— Task material —
------------------------------------------------

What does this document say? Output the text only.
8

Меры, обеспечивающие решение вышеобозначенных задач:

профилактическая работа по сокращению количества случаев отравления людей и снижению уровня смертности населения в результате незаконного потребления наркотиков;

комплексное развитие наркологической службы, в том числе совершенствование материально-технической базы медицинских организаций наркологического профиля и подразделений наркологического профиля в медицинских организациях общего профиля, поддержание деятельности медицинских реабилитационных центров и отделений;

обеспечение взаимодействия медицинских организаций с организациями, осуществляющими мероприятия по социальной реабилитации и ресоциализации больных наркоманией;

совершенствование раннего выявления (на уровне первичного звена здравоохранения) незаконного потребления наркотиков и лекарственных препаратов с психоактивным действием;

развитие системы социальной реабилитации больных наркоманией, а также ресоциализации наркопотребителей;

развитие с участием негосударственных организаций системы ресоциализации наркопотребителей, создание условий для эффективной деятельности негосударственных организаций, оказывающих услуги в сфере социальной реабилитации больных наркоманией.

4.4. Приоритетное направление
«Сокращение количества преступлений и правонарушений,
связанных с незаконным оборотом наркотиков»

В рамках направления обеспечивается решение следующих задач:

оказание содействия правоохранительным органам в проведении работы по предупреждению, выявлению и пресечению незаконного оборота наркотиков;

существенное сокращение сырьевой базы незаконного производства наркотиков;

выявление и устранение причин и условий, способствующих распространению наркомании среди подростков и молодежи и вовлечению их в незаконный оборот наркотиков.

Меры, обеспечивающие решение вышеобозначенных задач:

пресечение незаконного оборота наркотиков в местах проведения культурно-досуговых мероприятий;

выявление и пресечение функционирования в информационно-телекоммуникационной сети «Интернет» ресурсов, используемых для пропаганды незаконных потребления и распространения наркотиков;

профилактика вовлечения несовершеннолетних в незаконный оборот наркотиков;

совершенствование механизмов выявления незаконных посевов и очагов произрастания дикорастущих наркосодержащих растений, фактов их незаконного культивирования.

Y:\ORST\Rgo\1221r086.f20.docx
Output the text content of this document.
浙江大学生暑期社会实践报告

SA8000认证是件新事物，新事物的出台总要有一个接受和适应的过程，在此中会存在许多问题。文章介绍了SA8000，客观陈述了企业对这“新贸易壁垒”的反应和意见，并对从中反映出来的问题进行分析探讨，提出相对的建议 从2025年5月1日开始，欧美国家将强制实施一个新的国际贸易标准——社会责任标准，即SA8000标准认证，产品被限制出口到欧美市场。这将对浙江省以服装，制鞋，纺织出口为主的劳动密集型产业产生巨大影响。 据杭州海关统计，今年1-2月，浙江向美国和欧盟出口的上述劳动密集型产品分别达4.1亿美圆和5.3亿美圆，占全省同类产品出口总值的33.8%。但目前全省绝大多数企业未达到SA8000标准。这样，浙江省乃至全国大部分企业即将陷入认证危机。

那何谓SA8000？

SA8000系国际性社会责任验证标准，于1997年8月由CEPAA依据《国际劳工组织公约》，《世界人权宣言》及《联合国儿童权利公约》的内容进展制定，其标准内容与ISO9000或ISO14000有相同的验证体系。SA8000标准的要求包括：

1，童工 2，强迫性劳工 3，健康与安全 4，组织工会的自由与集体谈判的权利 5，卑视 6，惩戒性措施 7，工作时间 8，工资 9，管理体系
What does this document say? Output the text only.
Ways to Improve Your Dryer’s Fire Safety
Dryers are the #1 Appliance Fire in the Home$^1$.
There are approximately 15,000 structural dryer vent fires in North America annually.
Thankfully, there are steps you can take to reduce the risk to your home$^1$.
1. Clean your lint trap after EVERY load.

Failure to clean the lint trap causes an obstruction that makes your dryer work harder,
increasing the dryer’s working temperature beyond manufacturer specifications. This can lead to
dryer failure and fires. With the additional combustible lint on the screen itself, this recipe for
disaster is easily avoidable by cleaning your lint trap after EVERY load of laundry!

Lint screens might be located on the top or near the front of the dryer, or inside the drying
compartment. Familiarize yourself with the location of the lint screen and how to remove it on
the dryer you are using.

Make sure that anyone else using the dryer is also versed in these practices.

------------------------------------------------

— Stated task —
In the listing, find every line containing the word "системы" and list it.

— Solution for this exercise —
развитие системы социальной реабилитации больных наркоманией, а также ресоциализации наркопотребителей;
развитие с участием негосударственных организаций системы ресоциализации наркопотребителей, создание условий для эффективной деятельности негосударственных организаций, оказывающих услуги в сфере социальной реабилитации больных наркоманией.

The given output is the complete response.